++++ Data extract

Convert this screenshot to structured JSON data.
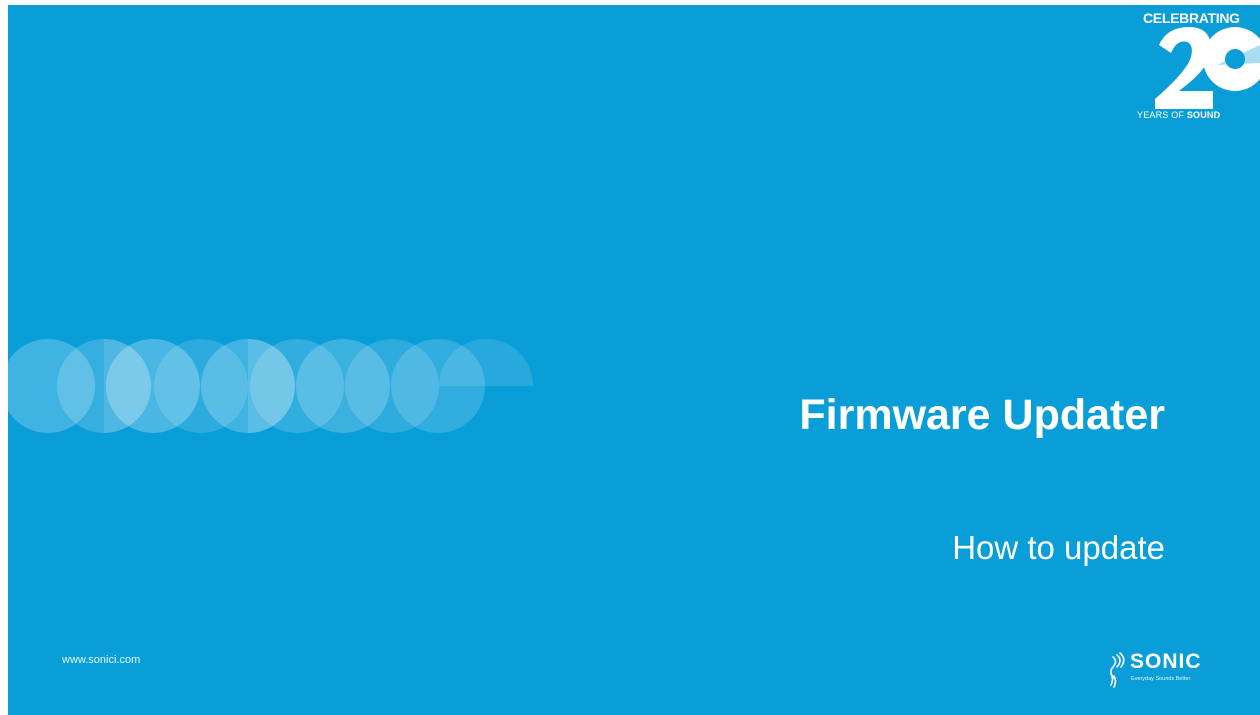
{
  "slide": {
    "title": "Firmware Updater",
    "subtitle": "How to update",
    "website": "www.sonici.com",
    "background_color": "#0a9ed9"
  },
  "badge": {
    "top_text": "CELEBRATING",
    "number": "20",
    "bottom_text_light": "YEARS OF ",
    "bottom_text_bold": "SOUND"
  },
  "brand": {
    "name": "SONIC",
    "tagline": "Everyday Sounds Better",
    "icon": "sound-waves-icon"
  }
}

++++++++

* _Exercise directions_:
Every record above should come back exactly, but without its pictures.

* _Finished task_:
Convert this screenshot to structured JSON data.
{
  "slide": {
    "title": "Firmware Updater",
    "subtitle": "How to update",
    "website": "www.sonici.com",
    "background_color": "#0a9ed9"
  },
  "badge": {
    "top_text": "CELEBRATING",
    "number": "20",
    "bottom_text_light": "YEARS OF ",
    "bottom_text_bold": "SOUND"
  },
  "brand": {
    "name": "SONIC",
    "tagline": "Everyday Sounds Better",
    "icon": "sound-waves-icon"
  }
}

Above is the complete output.